## Directions for this task
Scan the listing below. Report each line that includes "your".

(Records)

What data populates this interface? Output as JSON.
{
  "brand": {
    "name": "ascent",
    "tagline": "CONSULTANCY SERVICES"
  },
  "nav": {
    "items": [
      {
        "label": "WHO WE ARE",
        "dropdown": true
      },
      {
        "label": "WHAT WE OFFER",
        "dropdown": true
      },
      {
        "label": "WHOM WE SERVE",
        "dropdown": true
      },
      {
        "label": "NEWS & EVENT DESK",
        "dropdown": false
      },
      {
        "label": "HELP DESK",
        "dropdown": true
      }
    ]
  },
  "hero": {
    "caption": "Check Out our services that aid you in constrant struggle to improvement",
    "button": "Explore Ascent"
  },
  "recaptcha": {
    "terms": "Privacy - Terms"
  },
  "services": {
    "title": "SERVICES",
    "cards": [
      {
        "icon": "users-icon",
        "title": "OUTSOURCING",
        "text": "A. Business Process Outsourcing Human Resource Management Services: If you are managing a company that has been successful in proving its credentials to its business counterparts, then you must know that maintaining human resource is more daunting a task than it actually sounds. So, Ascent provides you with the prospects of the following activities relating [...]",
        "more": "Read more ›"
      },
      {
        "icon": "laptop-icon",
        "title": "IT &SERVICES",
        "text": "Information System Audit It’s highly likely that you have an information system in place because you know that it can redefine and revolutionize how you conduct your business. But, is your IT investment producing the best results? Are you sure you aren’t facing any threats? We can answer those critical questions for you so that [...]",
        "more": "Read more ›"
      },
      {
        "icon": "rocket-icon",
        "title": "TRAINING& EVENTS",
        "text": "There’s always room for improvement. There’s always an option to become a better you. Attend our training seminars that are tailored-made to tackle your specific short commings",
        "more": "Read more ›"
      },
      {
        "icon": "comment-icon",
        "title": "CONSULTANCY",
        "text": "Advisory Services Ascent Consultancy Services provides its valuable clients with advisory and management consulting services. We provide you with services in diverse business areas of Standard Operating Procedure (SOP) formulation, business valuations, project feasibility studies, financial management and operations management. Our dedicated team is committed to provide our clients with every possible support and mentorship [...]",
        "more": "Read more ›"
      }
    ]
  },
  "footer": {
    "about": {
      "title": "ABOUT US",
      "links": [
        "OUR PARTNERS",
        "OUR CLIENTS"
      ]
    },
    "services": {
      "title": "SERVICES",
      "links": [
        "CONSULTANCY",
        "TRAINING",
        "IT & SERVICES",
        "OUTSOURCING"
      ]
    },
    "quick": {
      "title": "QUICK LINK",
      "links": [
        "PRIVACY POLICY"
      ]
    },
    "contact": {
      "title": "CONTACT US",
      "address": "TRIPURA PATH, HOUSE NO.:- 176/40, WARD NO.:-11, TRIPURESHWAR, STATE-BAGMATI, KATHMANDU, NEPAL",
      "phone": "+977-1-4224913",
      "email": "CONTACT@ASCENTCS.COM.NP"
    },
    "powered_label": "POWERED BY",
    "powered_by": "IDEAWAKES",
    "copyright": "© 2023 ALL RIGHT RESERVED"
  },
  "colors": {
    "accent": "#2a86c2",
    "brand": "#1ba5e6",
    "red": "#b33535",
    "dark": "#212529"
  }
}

## Output
        "text": "Information System Audit It’s highly likely that you have an information system in place because you know that it can redefine and revolutionize how you conduct your business. But, is your IT investment producing the best results? Are you sure you aren’t facing any threats? We can answer those critical questions for you so that [...]",
        "text": "There’s always room for improvement. There’s always an option to become a better you. Attend our training seminars that are tailored-made to tackle your specific short commings",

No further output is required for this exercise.